> [Material]:
++++++++
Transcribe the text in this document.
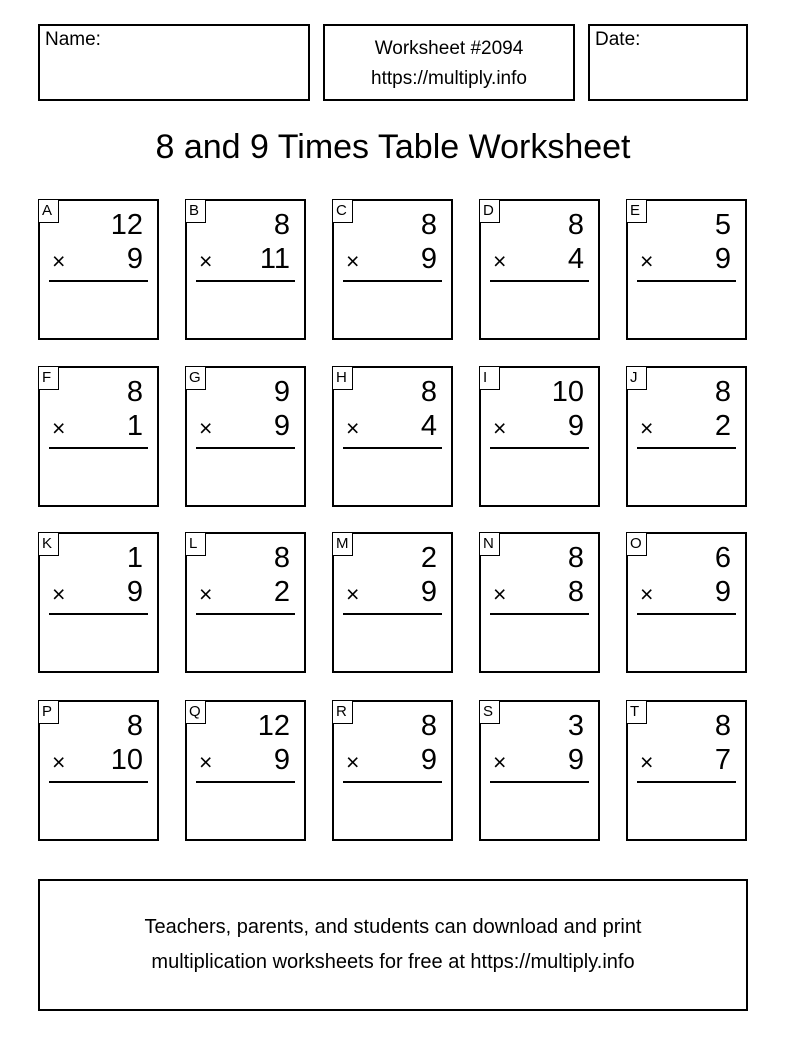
Name:	Worksheet #2094
https://multiply.info
Date:
8 and 9 Times Table Worksheet
A 12
× 9
B	8
× 11
C	8
× 9
D	8
× 4
E	5
× 9
F	8
× 1
G	9
× 9
H	8
× 4
I	10
× 9
J	8
× 2
K	1
× 9
L	8
× 2
M 2
× 9
N	8
× 8
O	6
× 9
P	8
× 10
Q 12
× 9
R	8
× 9
S	3
× 9
T	8
× 7
Teachers, parents, and students can download and print
multiplication worksheets for free at https://multiply.info
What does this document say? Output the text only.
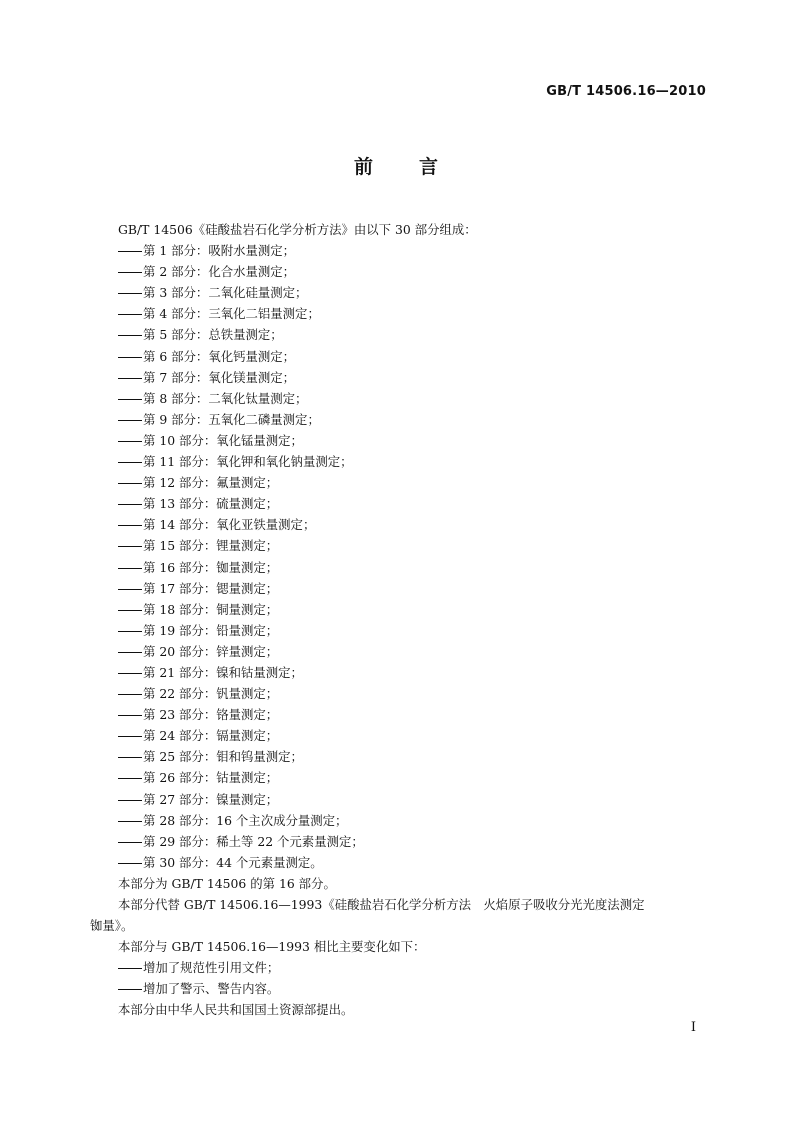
GB/T 14506.16—2010
前 言
GB/T 14506《硅酸盐岩石化学分析方法》由以下 30 部分组成：
第 1 部分：吸附水量测定；
第 2 部分：化合水量测定；
第 3 部分：二氧化硅量测定；
第 4 部分：三氧化二铝量测定；
第 5 部分：总铁量测定；
第 6 部分：氧化钙量测定；
第 7 部分：氧化镁量测定；
第 8 部分：二氧化钛量测定；
第 9 部分：五氧化二磷量测定；
第 10 部分：氧化锰量测定；
第 11 部分：氧化钾和氧化钠量测定；
第 12 部分：氟量测定；
第 13 部分：硫量测定；
第 14 部分：氧化亚铁量测定；
第 15 部分：锂量测定；
第 16 部分：铷量测定；
第 17 部分：锶量测定；
第 18 部分：铜量测定；
第 19 部分：铅量测定；
第 20 部分：锌量测定；
第 21 部分：镍和钴量测定；
第 22 部分：钒量测定；
第 23 部分：铬量测定；
第 24 部分：镉量测定；
第 25 部分：钼和钨量测定；
第 26 部分：钴量测定；
第 27 部分：镍量测定；
第 28 部分：16 个主次成分量测定；
第 29 部分：稀土等 22 个元素量测定；
第 30 部分：44 个元素量测定。
本部分为 GB/T 14506 的第 16 部分。
本部分代替 GB/T 14506.16—1993《硅酸盐岩石化学分析方法　火焰原子吸收分光光度法测定
铷量》。
本部分与 GB/T 14506.16—1993 相比主要变化如下：
增加了规范性引用文件；
增加了警示、警告内容。
本部分由中华人民共和国国土资源部提出。
I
++++++++
> [What to work on]:
Write the entries above out in full, exactly, with no images.

> [Full output]:
Transcribe the text in this document.
Name:	Worksheet #2094
https://multiply.info
Date:
8 and 9 Times Table Worksheet
A 12
× 9
B	8
× 11
C	8
× 9
D	8
× 4
E	5
× 9
F	8
× 1
G	9
× 9
H	8
× 4
I	10
× 9
J	8
× 2
K	1
× 9
L	8
× 2
M 2
× 9
N	8
× 8
O	6
× 9
P	8
× 10
Q 12
× 9
R	8
× 9
S	3
× 9
T	8
× 7
Teachers, parents, and students can download and print
multiplication worksheets for free at https://multiply.info
What does this document say? Output the text only.
GB/T 14506.16—2010
前 言
GB/T 14506《硅酸盐岩石化学分析方法》由以下 30 部分组成：
第 1 部分：吸附水量测定；
第 2 部分：化合水量测定；
第 3 部分：二氧化硅量测定；
第 4 部分：三氧化二铝量测定；
第 5 部分：总铁量测定；
第 6 部分：氧化钙量测定；
第 7 部分：氧化镁量测定；
第 8 部分：二氧化钛量测定；
第 9 部分：五氧化二磷量测定；
第 10 部分：氧化锰量测定；
第 11 部分：氧化钾和氧化钠量测定；
第 12 部分：氟量测定；
第 13 部分：硫量测定；
第 14 部分：氧化亚铁量测定；
第 15 部分：锂量测定；
第 16 部分：铷量测定；
第 17 部分：锶量测定；
第 18 部分：铜量测定；
第 19 部分：铅量测定；
第 20 部分：锌量测定；
第 21 部分：镍和钴量测定；
第 22 部分：钒量测定；
第 23 部分：铬量测定；
第 24 部分：镉量测定；
第 25 部分：钼和钨量测定；
第 26 部分：钴量测定；
第 27 部分：镍量测定；
第 28 部分：16 个主次成分量测定；
第 29 部分：稀土等 22 个元素量测定；
第 30 部分：44 个元素量测定。
本部分为 GB/T 14506 的第 16 部分。
本部分代替 GB/T 14506.16—1993《硅酸盐岩石化学分析方法　火焰原子吸收分光光度法测定
铷量》。
本部分与 GB/T 14506.16—1993 相比主要变化如下：
增加了规范性引用文件；
增加了警示、警告内容。
本部分由中华人民共和国国土资源部提出。
I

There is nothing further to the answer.